TO DO: Find the lines holding "Nombre" and copy them.

Rows from a figure dataset:

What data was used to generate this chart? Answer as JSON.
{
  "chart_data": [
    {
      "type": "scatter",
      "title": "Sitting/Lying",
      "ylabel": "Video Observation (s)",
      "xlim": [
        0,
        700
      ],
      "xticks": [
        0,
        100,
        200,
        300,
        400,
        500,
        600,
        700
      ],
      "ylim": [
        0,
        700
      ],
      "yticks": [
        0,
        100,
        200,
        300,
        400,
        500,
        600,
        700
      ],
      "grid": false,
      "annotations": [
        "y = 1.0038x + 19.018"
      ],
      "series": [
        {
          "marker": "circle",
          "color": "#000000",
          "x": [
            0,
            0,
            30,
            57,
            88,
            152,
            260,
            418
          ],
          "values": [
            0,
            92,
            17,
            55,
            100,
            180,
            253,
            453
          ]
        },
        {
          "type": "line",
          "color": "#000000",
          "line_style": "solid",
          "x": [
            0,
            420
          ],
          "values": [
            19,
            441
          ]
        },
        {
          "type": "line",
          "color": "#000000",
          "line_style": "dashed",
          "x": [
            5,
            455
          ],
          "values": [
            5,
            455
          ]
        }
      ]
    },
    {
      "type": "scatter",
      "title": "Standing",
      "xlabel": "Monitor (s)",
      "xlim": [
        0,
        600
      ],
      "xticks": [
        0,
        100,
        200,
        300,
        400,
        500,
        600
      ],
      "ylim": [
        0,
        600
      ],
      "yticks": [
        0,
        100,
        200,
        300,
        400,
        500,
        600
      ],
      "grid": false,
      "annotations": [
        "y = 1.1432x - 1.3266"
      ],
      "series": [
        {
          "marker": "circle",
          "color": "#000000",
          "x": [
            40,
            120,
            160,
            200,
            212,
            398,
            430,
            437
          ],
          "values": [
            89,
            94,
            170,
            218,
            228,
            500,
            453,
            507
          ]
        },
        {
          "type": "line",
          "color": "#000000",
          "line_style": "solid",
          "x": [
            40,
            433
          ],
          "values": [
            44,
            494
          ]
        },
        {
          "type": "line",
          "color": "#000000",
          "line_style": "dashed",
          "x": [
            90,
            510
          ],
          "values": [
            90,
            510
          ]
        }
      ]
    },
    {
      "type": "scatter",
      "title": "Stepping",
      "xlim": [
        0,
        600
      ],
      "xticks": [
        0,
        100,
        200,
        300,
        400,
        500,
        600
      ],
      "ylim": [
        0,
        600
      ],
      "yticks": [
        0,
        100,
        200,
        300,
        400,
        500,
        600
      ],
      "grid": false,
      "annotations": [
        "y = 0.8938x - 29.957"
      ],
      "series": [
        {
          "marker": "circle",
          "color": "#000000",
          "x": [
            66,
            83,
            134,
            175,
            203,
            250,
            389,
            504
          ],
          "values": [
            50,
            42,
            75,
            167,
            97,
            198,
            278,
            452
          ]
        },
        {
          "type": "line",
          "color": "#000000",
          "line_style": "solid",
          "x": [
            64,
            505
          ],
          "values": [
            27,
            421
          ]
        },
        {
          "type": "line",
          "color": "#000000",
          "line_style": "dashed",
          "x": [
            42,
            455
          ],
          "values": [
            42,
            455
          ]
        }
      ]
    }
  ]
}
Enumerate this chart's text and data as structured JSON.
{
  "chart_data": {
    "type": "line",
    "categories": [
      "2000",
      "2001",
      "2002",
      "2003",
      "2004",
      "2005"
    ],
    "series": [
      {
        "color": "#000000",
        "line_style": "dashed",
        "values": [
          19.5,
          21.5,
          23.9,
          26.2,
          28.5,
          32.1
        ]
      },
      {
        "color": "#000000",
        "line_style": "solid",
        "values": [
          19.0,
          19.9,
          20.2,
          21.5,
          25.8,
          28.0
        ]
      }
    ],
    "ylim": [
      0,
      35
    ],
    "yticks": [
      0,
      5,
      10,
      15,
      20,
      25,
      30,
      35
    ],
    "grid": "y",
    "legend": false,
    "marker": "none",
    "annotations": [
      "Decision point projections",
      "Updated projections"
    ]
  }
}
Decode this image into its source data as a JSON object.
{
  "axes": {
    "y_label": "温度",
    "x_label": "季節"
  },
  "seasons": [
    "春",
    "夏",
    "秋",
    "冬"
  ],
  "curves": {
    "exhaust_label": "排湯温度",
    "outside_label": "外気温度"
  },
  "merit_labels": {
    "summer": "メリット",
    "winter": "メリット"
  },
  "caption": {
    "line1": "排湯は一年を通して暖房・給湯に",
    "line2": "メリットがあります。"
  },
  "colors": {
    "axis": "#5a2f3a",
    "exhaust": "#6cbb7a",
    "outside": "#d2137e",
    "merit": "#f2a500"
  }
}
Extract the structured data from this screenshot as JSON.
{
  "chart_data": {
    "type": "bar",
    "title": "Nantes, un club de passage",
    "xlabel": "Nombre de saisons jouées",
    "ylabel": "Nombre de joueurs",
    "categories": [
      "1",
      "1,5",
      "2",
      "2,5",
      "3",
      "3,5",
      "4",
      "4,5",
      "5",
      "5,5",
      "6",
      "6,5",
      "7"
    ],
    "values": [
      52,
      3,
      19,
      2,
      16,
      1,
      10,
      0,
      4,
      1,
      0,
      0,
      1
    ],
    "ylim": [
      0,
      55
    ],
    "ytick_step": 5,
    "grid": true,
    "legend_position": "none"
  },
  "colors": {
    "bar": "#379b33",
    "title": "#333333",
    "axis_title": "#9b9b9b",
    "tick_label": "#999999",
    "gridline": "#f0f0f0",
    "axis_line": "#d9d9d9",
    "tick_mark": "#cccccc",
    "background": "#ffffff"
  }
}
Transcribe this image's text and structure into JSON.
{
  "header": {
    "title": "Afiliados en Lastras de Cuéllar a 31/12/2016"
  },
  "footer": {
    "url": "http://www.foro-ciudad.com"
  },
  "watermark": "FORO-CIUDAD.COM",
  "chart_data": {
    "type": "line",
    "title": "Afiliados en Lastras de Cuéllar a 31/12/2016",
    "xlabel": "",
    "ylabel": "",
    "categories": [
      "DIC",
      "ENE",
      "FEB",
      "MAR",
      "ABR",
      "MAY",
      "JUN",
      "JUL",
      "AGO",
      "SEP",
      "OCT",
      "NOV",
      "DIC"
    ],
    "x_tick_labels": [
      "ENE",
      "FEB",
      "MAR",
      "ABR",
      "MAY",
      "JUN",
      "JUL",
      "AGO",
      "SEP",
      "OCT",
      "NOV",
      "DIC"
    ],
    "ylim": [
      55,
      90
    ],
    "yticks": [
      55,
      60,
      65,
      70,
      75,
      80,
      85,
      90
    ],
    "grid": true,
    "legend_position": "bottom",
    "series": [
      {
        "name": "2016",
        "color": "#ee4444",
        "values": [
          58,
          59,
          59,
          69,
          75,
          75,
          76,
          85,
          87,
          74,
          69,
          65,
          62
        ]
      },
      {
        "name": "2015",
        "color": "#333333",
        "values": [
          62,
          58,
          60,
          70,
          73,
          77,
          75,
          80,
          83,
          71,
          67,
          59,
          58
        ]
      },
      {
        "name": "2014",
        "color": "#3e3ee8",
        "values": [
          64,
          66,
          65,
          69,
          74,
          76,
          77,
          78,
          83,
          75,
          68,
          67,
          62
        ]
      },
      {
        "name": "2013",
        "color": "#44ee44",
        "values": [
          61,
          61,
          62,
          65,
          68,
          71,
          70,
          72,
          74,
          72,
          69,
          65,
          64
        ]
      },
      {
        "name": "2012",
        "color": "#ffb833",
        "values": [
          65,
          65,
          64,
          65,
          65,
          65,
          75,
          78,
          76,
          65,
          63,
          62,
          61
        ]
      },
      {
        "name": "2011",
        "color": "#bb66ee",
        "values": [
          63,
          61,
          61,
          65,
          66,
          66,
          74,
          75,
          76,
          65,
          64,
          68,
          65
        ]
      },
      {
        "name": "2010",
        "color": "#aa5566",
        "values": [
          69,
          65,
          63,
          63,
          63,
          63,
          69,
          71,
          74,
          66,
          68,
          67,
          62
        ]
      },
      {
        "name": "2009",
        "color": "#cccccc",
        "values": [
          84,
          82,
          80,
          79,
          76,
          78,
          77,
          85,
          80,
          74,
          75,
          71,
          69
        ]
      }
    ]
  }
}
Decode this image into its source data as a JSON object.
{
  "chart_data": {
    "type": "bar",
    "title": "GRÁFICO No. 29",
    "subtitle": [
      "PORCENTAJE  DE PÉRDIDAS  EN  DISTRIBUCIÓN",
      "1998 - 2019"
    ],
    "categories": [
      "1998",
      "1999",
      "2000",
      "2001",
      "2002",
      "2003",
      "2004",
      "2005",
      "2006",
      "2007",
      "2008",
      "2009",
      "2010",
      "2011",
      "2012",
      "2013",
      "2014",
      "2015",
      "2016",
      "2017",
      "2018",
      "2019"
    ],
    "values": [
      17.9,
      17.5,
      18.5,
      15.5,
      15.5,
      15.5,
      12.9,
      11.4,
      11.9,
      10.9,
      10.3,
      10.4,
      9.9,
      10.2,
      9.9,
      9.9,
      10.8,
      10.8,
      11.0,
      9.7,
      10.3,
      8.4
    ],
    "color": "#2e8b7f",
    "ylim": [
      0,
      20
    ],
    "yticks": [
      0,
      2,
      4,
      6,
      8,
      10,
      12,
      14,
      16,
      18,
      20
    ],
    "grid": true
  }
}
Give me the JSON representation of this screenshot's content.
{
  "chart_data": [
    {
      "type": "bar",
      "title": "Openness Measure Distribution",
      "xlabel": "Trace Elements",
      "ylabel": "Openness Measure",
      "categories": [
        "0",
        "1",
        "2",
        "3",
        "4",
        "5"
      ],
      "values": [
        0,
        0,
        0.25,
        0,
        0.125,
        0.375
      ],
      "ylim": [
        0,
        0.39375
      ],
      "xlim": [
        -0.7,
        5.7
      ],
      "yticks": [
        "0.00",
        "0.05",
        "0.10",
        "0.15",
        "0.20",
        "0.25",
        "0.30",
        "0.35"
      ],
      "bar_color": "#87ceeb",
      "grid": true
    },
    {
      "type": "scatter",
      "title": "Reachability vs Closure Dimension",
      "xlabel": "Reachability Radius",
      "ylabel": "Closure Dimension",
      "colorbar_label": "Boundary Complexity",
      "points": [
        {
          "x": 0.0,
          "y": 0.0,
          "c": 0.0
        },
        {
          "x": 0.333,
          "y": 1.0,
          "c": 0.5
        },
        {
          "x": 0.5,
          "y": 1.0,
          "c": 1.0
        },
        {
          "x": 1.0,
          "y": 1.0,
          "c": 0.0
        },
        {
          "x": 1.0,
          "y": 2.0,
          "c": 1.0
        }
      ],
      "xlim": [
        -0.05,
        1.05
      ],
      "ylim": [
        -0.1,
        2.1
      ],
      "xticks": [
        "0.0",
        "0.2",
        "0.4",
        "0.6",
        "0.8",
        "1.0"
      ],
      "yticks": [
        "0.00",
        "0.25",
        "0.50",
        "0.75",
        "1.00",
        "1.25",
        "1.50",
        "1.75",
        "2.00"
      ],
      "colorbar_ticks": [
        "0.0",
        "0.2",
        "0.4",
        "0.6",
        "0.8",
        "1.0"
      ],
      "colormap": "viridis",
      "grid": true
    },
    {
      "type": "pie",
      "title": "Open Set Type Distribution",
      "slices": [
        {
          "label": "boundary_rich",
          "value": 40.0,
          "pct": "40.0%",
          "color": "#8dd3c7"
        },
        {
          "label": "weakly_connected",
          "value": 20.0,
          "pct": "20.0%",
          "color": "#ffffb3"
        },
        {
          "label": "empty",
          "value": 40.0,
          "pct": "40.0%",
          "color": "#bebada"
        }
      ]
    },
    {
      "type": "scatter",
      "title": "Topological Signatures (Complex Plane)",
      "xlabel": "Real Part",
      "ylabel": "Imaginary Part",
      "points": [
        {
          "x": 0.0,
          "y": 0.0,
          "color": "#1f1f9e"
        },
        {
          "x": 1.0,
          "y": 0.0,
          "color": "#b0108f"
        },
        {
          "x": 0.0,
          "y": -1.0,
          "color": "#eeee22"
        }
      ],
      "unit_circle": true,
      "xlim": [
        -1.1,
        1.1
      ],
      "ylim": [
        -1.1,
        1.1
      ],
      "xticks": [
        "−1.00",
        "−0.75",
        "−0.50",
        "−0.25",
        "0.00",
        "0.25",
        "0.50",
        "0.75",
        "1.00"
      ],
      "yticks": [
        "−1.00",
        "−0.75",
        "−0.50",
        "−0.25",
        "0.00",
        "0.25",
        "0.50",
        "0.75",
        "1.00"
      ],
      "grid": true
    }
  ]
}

SOLUTION TO THE PROBLEM:
    "xlabel": "Nombre de saisons jouées",
    "ylabel": "Nombre de joueurs",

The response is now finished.